Description of the task
Apart from the pictures, reproduce the data below exactly as it stands.

Information
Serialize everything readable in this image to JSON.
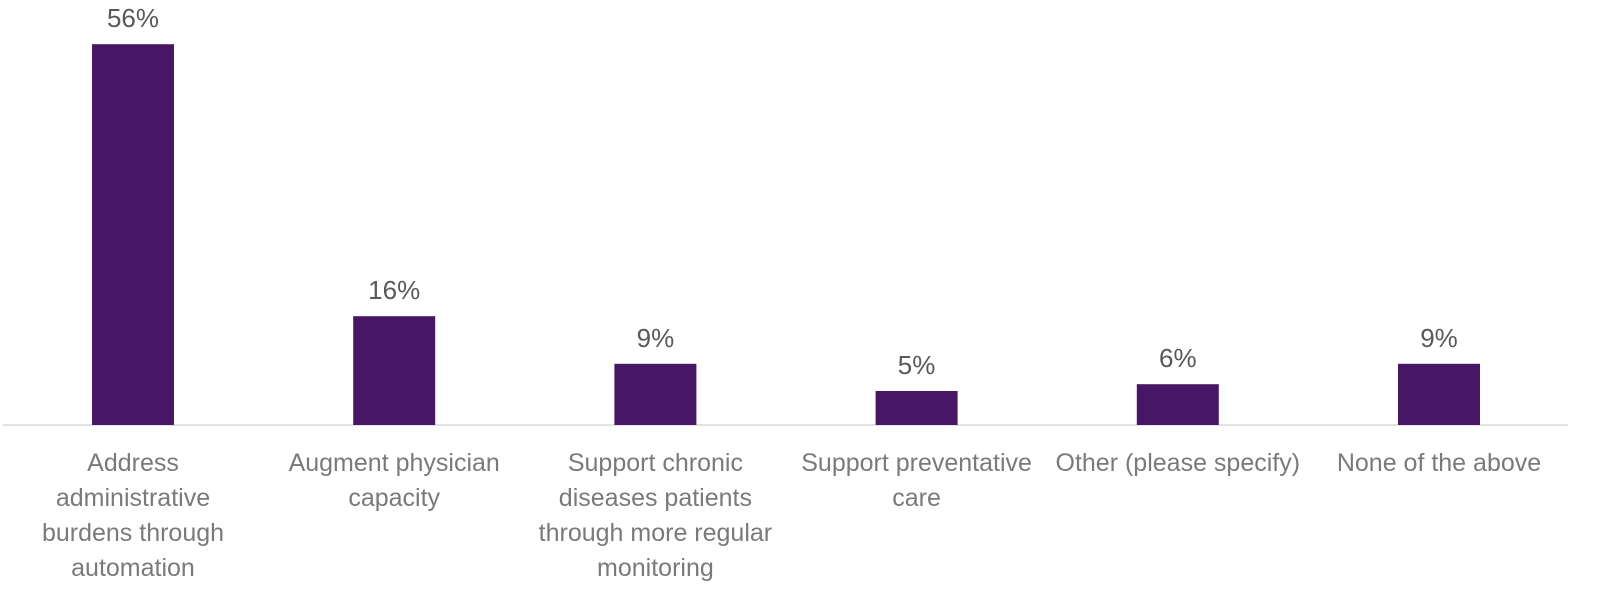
{
  "colors": {
    "bar": "#471665",
    "axis": "#d9d9d9",
    "value_text": "#595959",
    "label_text": "#7a7a7a"
  },
  "chart_data": {
    "type": "bar",
    "title": "",
    "xlabel": "",
    "ylabel": "",
    "ylim": [
      0,
      60
    ],
    "grid": false,
    "legend": "none",
    "categories": [
      [
        "Address",
        "administrative",
        "burdens through",
        "automation"
      ],
      [
        "Augment physician",
        "capacity"
      ],
      [
        "Support chronic",
        "diseases patients",
        "through more regular",
        "monitoring"
      ],
      [
        "Support preventative",
        "care"
      ],
      [
        "Other (please specify)"
      ],
      [
        "None of the above"
      ]
    ],
    "values": [
      56,
      16,
      9,
      5,
      6,
      9
    ],
    "value_labels": [
      "56%",
      "16%",
      "9%",
      "5%",
      "6%",
      "9%"
    ]
  }
}
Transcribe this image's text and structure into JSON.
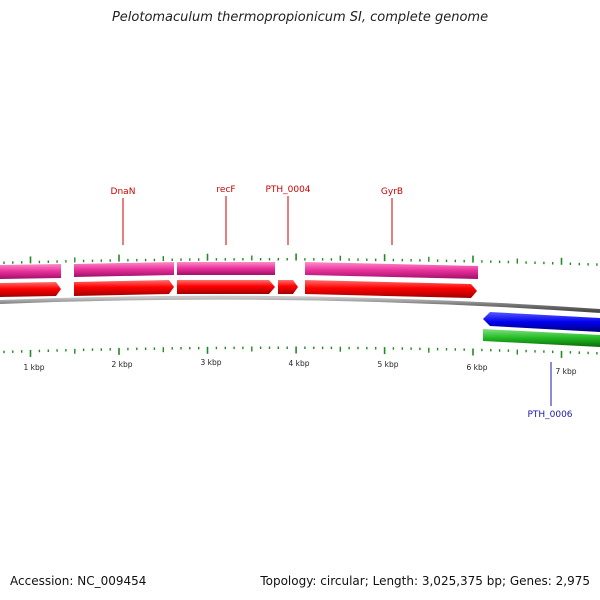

Exercise answer
Serialize everything readable in this image to JSON.
{
  "colors": {
    "bar": "#471665",
    "axis": "#d9d9d9",
    "value_text": "#595959",
    "label_text": "#7a7a7a"
  },
  "chart_data": {
    "type": "bar",
    "title": "",
    "xlabel": "",
    "ylabel": "",
    "ylim": [
      0,
      60
    ],
    "grid": false,
    "legend": "none",
    "categories": [
      [
        "Address",
        "administrative",
        "burdens through",
        "automation"
      ],
      [
        "Augment physician",
        "capacity"
      ],
      [
        "Support chronic",
        "diseases patients",
        "through more regular",
        "monitoring"
      ],
      [
        "Support preventative",
        "care"
      ],
      [
        "Other (please specify)"
      ],
      [
        "None of the above"
      ]
    ],
    "values": [
      56,
      16,
      9,
      5,
      6,
      9
    ],
    "value_labels": [
      "56%",
      "16%",
      "9%",
      "5%",
      "6%",
      "9%"
    ]
  }
}
Transcribe this image's text and structure into JSON.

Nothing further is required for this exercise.